Given information
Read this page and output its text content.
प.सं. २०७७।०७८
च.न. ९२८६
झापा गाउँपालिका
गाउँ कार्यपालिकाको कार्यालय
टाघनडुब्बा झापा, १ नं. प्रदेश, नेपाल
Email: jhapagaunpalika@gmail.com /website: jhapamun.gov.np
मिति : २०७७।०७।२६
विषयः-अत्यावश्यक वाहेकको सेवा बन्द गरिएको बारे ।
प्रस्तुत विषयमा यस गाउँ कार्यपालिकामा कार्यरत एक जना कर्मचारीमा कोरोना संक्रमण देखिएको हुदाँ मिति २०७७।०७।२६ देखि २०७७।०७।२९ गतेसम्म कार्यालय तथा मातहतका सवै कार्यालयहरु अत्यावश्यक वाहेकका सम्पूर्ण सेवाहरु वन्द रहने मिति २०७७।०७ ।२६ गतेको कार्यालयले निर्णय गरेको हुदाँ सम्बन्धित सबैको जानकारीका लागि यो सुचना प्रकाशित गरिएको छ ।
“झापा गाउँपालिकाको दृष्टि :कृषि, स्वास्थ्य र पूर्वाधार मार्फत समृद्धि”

Written problem
Nothing in the listing may be changed; retype it all exactly.

Exercise result
Read this page and output its text content.
प.सं. २०७७।०७८
च.न. ९२८६
झापा गाउँपालिका
गाउँ कार्यपालिकाको कार्यालय
टाघनडुब्बा झापा, १ नं. प्रदेश, नेपाल
Email: jhapagaunpalika@gmail.com /website: jhapamun.gov.np
मिति : २०७७।०७।२६
विषयः-अत्यावश्यक वाहेकको सेवा बन्द गरिएको बारे ।
प्रस्तुत विषयमा यस गाउँ कार्यपालिकामा कार्यरत एक जना कर्मचारीमा कोरोना संक्रमण देखिएको हुदाँ मिति २०७७।०७।२६ देखि २०७७।०७।२९ गतेसम्म कार्यालय तथा मातहतका सवै कार्यालयहरु अत्यावश्यक वाहेकका सम्पूर्ण सेवाहरु वन्द रहने मिति २०७७।०७ ।२६ गतेको कार्यालयले निर्णय गरेको हुदाँ सम्बन्धित सबैको जानकारीका लागि यो सुचना प्रकाशित गरिएको छ ।
“झापा गाउँपालिकाको दृष्टि :कृषि, स्वास्थ्य र पूर्वाधार मार्फत समृद्धि”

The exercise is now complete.